◆ YOUR OBJECTIVE ◆
In the abstract on temperature and iron in Fragilariopsis cylindrus, what effect did warming have on the diatom's demand for iron?

◆ TEXT SEGMENT ◆
::::::

Increased temperature influences iron growth kinetics in the key polar diatom Fragilariopsis cylindrus

Temperature and iron availability are important variables influencing the growth and physiology of marine diatoms - temperature influences enzymatic turnover rates and iron is used as a cofactor in many vital cellular proteins. Current climate change models predict a simultaneous change in both temperature and iron in much of the world’s oceans, yet, pertinent studies on phytoplankton responses to these variables have mainly focused on their individual effects. As a result, we have limited phenomenological and mechanistic understanding of how concurrent changes in temperature and iron influence diatom growth. We designed a multifactorial study where we grew a dominant polar diatom (Fragilariopsis cylindrus) under nine different iron concentrations at 1 °C and 3 °C and 6 °C and measured its growth rate, photophysiology and cell size. We show that temperature and iron interactively --not independently-- influence growth. Warming decreased the demand for iron, allowing cells to maintain half maximal growth rate at lower iron concentrations. The apparent increase in iron use efficiency with warming was accompanied by an increase in light harvesting cross section, which could allow cells to maintain photosynthesis while lowering photosystem iron demand. Additionally, warming caused a more pronounced reduction in cell size under low iron compared to high iron availability. This may allow smaller cells to uptake iron more efficiently and reduce iron demand per cell. These results suggest that future changes in temperature and iron availability could have important ramifications to marine primary productivity rates and size-dependent ecosystem processes including grazing susceptibility and carbon export.

::::::

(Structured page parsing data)
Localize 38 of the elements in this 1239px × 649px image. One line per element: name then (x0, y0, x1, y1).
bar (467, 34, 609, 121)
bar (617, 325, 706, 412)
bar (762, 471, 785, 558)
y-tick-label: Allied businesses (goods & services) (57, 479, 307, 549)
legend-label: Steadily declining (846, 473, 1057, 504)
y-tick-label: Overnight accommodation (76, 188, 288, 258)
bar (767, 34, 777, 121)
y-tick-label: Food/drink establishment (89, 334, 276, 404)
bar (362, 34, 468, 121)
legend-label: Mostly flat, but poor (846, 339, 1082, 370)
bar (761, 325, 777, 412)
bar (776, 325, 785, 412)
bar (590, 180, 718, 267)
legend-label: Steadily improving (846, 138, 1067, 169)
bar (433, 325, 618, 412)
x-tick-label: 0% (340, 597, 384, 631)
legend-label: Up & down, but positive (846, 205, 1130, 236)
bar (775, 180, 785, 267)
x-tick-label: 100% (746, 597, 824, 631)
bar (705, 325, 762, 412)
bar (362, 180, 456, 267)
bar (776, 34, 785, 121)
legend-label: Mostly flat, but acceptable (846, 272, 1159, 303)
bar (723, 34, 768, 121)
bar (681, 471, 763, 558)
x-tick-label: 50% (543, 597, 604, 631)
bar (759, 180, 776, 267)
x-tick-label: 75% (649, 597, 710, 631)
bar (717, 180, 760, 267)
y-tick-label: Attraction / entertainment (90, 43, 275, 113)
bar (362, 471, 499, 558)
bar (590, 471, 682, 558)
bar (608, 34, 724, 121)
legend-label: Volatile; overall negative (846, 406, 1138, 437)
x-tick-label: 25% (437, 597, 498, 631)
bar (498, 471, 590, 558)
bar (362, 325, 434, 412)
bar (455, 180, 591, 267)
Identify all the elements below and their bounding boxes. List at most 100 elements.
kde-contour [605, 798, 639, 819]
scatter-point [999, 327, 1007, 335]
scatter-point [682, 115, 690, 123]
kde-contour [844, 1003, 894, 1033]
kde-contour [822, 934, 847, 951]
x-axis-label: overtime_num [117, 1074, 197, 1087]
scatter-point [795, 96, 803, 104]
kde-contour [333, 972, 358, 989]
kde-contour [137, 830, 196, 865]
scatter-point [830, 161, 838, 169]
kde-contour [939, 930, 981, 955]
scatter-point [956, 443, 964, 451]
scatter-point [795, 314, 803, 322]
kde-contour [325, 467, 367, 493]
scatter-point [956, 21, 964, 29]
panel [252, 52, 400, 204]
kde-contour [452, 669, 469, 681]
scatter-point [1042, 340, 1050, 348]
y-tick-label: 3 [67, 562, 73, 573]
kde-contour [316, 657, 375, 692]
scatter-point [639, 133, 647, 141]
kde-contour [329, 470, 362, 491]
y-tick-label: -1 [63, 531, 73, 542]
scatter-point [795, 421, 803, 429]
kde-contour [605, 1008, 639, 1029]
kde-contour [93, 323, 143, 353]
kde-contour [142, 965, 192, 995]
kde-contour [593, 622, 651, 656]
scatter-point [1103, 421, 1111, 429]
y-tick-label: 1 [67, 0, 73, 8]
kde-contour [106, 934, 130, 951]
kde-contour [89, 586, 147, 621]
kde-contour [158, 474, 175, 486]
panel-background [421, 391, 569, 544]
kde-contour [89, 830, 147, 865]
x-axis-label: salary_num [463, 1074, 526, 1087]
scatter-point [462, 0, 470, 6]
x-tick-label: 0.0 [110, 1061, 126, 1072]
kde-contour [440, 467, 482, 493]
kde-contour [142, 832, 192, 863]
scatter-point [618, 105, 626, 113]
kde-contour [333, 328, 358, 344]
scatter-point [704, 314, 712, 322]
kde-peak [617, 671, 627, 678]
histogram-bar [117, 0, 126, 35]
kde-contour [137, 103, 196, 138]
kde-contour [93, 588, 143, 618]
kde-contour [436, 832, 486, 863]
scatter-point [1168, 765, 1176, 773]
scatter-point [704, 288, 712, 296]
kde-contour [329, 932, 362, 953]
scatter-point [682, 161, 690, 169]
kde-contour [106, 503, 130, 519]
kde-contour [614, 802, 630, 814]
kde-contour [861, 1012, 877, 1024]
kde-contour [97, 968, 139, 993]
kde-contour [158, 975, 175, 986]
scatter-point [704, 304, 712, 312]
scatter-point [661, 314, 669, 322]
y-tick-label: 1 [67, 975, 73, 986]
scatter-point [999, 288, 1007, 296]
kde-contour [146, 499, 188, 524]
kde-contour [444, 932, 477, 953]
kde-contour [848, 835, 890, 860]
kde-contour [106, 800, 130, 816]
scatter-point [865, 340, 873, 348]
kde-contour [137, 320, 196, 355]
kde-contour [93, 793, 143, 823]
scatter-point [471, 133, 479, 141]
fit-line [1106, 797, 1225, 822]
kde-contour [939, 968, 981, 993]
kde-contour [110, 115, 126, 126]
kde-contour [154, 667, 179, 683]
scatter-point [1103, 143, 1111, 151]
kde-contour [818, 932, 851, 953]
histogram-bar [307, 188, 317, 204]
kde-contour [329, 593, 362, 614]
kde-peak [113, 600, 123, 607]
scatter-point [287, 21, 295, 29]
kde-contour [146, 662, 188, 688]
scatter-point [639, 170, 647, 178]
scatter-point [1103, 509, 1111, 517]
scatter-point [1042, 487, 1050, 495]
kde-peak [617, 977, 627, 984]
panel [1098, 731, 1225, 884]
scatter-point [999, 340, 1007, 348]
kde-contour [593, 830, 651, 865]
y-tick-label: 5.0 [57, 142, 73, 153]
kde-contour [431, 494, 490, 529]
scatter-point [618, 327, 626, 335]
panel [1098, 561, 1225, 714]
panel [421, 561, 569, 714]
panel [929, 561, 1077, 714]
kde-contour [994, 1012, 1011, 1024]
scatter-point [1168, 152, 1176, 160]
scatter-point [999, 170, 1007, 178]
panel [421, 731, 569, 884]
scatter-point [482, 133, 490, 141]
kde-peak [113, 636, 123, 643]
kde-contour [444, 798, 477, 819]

::::::

◆ EXERCISE RESULT ◆
Warming decreased the demand for iron, so cells could keep half maximal growth rate at lower iron concentrations.